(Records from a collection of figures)
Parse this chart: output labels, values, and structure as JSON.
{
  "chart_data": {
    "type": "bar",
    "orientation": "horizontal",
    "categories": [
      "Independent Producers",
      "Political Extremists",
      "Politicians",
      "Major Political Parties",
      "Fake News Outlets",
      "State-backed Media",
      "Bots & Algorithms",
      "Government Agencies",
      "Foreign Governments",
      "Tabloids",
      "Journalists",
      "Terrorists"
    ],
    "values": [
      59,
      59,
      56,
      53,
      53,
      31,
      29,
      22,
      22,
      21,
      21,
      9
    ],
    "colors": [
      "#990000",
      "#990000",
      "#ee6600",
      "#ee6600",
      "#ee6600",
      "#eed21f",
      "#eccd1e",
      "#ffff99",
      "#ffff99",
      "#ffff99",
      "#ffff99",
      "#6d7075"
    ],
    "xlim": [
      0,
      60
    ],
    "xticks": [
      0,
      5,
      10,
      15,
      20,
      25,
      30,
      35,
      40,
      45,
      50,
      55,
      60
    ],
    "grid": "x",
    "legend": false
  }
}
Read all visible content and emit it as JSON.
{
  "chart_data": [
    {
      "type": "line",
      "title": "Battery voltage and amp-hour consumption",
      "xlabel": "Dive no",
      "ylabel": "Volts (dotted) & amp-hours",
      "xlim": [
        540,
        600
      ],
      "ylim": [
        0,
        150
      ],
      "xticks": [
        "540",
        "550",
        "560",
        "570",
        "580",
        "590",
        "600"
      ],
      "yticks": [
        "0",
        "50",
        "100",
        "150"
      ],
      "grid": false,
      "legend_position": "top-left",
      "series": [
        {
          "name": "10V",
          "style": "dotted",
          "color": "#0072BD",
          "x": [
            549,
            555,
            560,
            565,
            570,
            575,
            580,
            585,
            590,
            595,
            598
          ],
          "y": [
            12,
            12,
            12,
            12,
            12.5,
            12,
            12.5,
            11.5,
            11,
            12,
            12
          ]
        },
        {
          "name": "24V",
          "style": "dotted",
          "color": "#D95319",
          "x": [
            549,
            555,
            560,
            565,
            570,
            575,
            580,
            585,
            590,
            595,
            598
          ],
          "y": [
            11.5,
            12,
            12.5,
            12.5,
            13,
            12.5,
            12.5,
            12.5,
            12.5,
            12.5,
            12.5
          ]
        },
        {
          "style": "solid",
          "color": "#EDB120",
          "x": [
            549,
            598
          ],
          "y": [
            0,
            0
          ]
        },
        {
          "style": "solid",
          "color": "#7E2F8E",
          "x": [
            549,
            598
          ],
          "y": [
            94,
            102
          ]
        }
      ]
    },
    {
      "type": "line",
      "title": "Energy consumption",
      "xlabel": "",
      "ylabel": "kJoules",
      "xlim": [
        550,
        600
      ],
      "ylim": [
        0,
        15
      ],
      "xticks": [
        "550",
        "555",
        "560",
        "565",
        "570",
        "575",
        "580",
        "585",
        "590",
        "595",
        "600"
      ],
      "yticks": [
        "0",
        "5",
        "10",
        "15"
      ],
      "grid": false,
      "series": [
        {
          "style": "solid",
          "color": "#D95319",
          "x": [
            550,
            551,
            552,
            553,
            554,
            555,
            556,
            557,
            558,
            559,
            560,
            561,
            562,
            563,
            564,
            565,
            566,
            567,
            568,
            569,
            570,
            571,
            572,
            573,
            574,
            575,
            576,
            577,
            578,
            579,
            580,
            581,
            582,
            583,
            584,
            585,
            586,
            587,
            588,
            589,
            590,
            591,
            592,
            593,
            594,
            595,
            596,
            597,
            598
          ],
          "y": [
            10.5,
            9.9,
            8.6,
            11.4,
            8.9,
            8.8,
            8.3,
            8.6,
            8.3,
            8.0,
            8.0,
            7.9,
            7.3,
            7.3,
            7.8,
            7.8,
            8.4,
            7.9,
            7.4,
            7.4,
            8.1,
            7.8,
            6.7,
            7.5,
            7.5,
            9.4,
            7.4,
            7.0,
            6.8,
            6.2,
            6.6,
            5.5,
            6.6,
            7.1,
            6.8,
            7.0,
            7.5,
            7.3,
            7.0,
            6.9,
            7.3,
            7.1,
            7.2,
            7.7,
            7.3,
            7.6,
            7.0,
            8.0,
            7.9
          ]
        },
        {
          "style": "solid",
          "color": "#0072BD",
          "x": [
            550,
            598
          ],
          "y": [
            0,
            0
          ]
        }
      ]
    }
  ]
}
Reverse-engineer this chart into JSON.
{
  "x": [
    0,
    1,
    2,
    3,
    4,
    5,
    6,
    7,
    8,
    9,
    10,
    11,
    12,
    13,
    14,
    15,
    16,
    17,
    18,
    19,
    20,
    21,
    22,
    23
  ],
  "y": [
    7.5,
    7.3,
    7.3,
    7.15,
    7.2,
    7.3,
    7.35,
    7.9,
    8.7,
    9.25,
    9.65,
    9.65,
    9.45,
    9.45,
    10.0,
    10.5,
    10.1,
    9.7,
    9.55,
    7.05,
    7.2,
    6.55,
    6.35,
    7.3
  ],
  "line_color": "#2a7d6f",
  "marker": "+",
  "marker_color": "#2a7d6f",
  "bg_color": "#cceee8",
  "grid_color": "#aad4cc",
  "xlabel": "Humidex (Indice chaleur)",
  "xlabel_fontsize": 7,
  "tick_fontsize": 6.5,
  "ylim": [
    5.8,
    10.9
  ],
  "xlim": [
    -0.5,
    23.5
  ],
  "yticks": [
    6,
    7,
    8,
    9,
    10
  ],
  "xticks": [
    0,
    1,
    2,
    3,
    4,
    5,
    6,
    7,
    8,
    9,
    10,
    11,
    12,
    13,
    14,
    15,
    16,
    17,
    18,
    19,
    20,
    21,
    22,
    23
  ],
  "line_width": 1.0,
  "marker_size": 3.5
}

DO THIS: Each entry above needs to be retyped exactly.

SOLUTION FOR THIS TASK:
Parse this chart: output labels, values, and structure as JSON.
{
  "chart_data": {
    "type": "bar",
    "orientation": "horizontal",
    "categories": [
      "Independent Producers",
      "Political Extremists",
      "Politicians",
      "Major Political Parties",
      "Fake News Outlets",
      "State-backed Media",
      "Bots & Algorithms",
      "Government Agencies",
      "Foreign Governments",
      "Tabloids",
      "Journalists",
      "Terrorists"
    ],
    "values": [
      59,
      59,
      56,
      53,
      53,
      31,
      29,
      22,
      22,
      21,
      21,
      9
    ],
    "colors": [
      "#990000",
      "#990000",
      "#ee6600",
      "#ee6600",
      "#ee6600",
      "#eed21f",
      "#eccd1e",
      "#ffff99",
      "#ffff99",
      "#ffff99",
      "#ffff99",
      "#6d7075"
    ],
    "xlim": [
      0,
      60
    ],
    "xticks": [
      0,
      5,
      10,
      15,
      20,
      25,
      30,
      35,
      40,
      45,
      50,
      55,
      60
    ],
    "grid": "x",
    "legend": false
  }
}
Read all visible content and emit it as JSON.
{
  "chart_data": [
    {
      "type": "line",
      "title": "Battery voltage and amp-hour consumption",
      "xlabel": "Dive no",
      "ylabel": "Volts (dotted) & amp-hours",
      "xlim": [
        540,
        600
      ],
      "ylim": [
        0,
        150
      ],
      "xticks": [
        "540",
        "550",
        "560",
        "570",
        "580",
        "590",
        "600"
      ],
      "yticks": [
        "0",
        "50",
        "100",
        "150"
      ],
      "grid": false,
      "legend_position": "top-left",
      "series": [
        {
          "name": "10V",
          "style": "dotted",
          "color": "#0072BD",
          "x": [
            549,
            555,
            560,
            565,
            570,
            575,
            580,
            585,
            590,
            595,
            598
          ],
          "y": [
            12,
            12,
            12,
            12,
            12.5,
            12,
            12.5,
            11.5,
            11,
            12,
            12
          ]
        },
        {
          "name": "24V",
          "style": "dotted",
          "color": "#D95319",
          "x": [
            549,
            555,
            560,
            565,
            570,
            575,
            580,
            585,
            590,
            595,
            598
          ],
          "y": [
            11.5,
            12,
            12.5,
            12.5,
            13,
            12.5,
            12.5,
            12.5,
            12.5,
            12.5,
            12.5
          ]
        },
        {
          "style": "solid",
          "color": "#EDB120",
          "x": [
            549,
            598
          ],
          "y": [
            0,
            0
          ]
        },
        {
          "style": "solid",
          "color": "#7E2F8E",
          "x": [
            549,
            598
          ],
          "y": [
            94,
            102
          ]
        }
      ]
    },
    {
      "type": "line",
      "title": "Energy consumption",
      "xlabel": "",
      "ylabel": "kJoules",
      "xlim": [
        550,
        600
      ],
      "ylim": [
        0,
        15
      ],
      "xticks": [
        "550",
        "555",
        "560",
        "565",
        "570",
        "575",
        "580",
        "585",
        "590",
        "595",
        "600"
      ],
      "yticks": [
        "0",
        "5",
        "10",
        "15"
      ],
      "grid": false,
      "series": [
        {
          "style": "solid",
          "color": "#D95319",
          "x": [
            550,
            551,
            552,
            553,
            554,
            555,
            556,
            557,
            558,
            559,
            560,
            561,
            562,
            563,
            564,
            565,
            566,
            567,
            568,
            569,
            570,
            571,
            572,
            573,
            574,
            575,
            576,
            577,
            578,
            579,
            580,
            581,
            582,
            583,
            584,
            585,
            586,
            587,
            588,
            589,
            590,
            591,
            592,
            593,
            594,
            595,
            596,
            597,
            598
          ],
          "y": [
            10.5,
            9.9,
            8.6,
            11.4,
            8.9,
            8.8,
            8.3,
            8.6,
            8.3,
            8.0,
            8.0,
            7.9,
            7.3,
            7.3,
            7.8,
            7.8,
            8.4,
            7.9,
            7.4,
            7.4,
            8.1,
            7.8,
            6.7,
            7.5,
            7.5,
            9.4,
            7.4,
            7.0,
            6.8,
            6.2,
            6.6,
            5.5,
            6.6,
            7.1,
            6.8,
            7.0,
            7.5,
            7.3,
            7.0,
            6.9,
            7.3,
            7.1,
            7.2,
            7.7,
            7.3,
            7.6,
            7.0,
            8.0,
            7.9
          ]
        },
        {
          "style": "solid",
          "color": "#0072BD",
          "x": [
            550,
            598
          ],
          "y": [
            0,
            0
          ]
        }
      ]
    }
  ]
}
Reverse-engineer this chart into JSON.
{
  "x": [
    0,
    1,
    2,
    3,
    4,
    5,
    6,
    7,
    8,
    9,
    10,
    11,
    12,
    13,
    14,
    15,
    16,
    17,
    18,
    19,
    20,
    21,
    22,
    23
  ],
  "y": [
    7.5,
    7.3,
    7.3,
    7.15,
    7.2,
    7.3,
    7.35,
    7.9,
    8.7,
    9.25,
    9.65,
    9.65,
    9.45,
    9.45,
    10.0,
    10.5,
    10.1,
    9.7,
    9.55,
    7.05,
    7.2,
    6.55,
    6.35,
    7.3
  ],
  "line_color": "#2a7d6f",
  "marker": "+",
  "marker_color": "#2a7d6f",
  "bg_color": "#cceee8",
  "grid_color": "#aad4cc",
  "xlabel": "Humidex (Indice chaleur)",
  "xlabel_fontsize": 7,
  "tick_fontsize": 6.5,
  "ylim": [
    5.8,
    10.9
  ],
  "xlim": [
    -0.5,
    23.5
  ],
  "yticks": [
    6,
    7,
    8,
    9,
    10
  ],
  "xticks": [
    0,
    1,
    2,
    3,
    4,
    5,
    6,
    7,
    8,
    9,
    10,
    11,
    12,
    13,
    14,
    15,
    16,
    17,
    18,
    19,
    20,
    21,
    22,
    23
  ],
  "line_width": 1.0,
  "marker_size": 3.5
}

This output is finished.